* **RECORDS FOR PROCESSING**:
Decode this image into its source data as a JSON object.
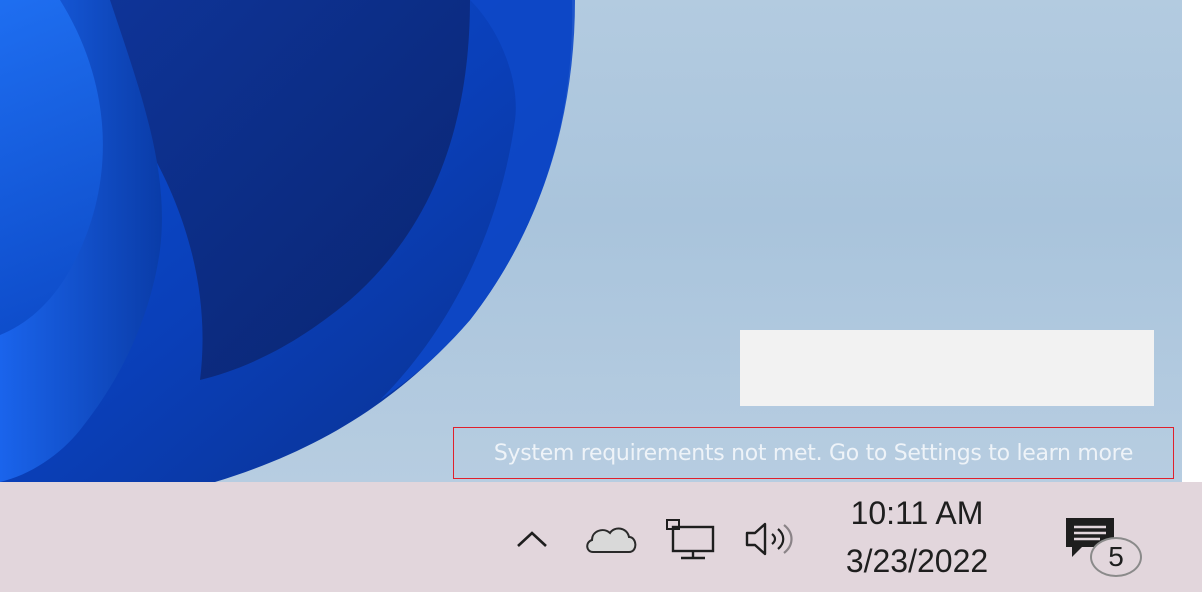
{
  "watermark": {
    "text": "System requirements not met. Go to Settings to learn more"
  },
  "taskbar": {
    "tray": {
      "icons": [
        "chevron-up-icon",
        "onedrive-cloud-icon",
        "network-icon",
        "volume-icon"
      ],
      "clock": {
        "time": "10:11 AM",
        "date": "3/23/2022"
      },
      "notifications": {
        "count": "5"
      }
    }
  },
  "colors": {
    "desktop_background": "#aac4dc",
    "wallpaper_blue": "#0a50d8",
    "taskbar_background": "#e2d6dc",
    "watermark_outline": "#e0202c"
  }
}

* **GOAL**: Return each line exactly as written. Any picture gets left out.

* **EXERCISE ANSWER**:
Decode this image into its source data as a JSON object.
{
  "watermark": {
    "text": "System requirements not met. Go to Settings to learn more"
  },
  "taskbar": {
    "tray": {
      "icons": [
        "chevron-up-icon",
        "onedrive-cloud-icon",
        "network-icon",
        "volume-icon"
      ],
      "clock": {
        "time": "10:11 AM",
        "date": "3/23/2022"
      },
      "notifications": {
        "count": "5"
      }
    }
  },
  "colors": {
    "desktop_background": "#aac4dc",
    "wallpaper_blue": "#0a50d8",
    "taskbar_background": "#e2d6dc",
    "watermark_outline": "#e0202c"
  }
}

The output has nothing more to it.